- _TASK DIRECTIONS_
Extract all data as written.

- _DATA EXCERPTS_
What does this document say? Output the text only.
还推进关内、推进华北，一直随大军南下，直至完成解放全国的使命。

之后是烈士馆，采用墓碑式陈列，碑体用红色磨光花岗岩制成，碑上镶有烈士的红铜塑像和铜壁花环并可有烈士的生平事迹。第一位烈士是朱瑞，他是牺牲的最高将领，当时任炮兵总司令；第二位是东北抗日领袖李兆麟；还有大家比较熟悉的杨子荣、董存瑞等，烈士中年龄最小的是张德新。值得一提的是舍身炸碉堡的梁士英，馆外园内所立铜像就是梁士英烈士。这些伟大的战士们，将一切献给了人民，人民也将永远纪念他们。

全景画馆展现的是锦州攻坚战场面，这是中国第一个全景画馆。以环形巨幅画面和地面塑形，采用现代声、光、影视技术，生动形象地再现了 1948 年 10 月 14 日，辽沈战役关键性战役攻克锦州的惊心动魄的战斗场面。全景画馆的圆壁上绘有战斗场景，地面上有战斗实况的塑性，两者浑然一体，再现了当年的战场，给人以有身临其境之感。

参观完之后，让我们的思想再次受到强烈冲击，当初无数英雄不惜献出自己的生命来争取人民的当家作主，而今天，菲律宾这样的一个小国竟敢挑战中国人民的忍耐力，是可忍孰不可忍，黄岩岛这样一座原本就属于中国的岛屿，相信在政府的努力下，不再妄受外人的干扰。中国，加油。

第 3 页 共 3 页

- _RESULT FOR THIS TASK_
What does this document say? Output the text only.
还推进关内、推进华北，一直随大军南下，直至完成解放全国的使命。

之后是烈士馆，采用墓碑式陈列，碑体用红色磨光花岗岩制成，碑上镶有烈士的红铜塑像和铜壁花环并可有烈士的生平事迹。第一位烈士是朱瑞，他是牺牲的最高将领，当时任炮兵总司令；第二位是东北抗日领袖李兆麟；还有大家比较熟悉的杨子荣、董存瑞等，烈士中年龄最小的是张德新。值得一提的是舍身炸碉堡的梁士英，馆外园内所立铜像就是梁士英烈士。这些伟大的战士们，将一切献给了人民，人民也将永远纪念他们。

全景画馆展现的是锦州攻坚战场面，这是中国第一个全景画馆。以环形巨幅画面和地面塑形，采用现代声、光、影视技术，生动形象地再现了 1948 年 10 月 14 日，辽沈战役关键性战役攻克锦州的惊心动魄的战斗场面。全景画馆的圆壁上绘有战斗场景，地面上有战斗实况的塑性，两者浑然一体，再现了当年的战场，给人以有身临其境之感。

参观完之后，让我们的思想再次受到强烈冲击，当初无数英雄不惜献出自己的生命来争取人民的当家作主，而今天，菲律宾这样的一个小国竟敢挑战中国人民的忍耐力，是可忍孰不可忍，黄岩岛这样一座原本就属于中国的岛屿，相信在政府的努力下，不再妄受外人的干扰。中国，加油。

第 3 页 共 3 页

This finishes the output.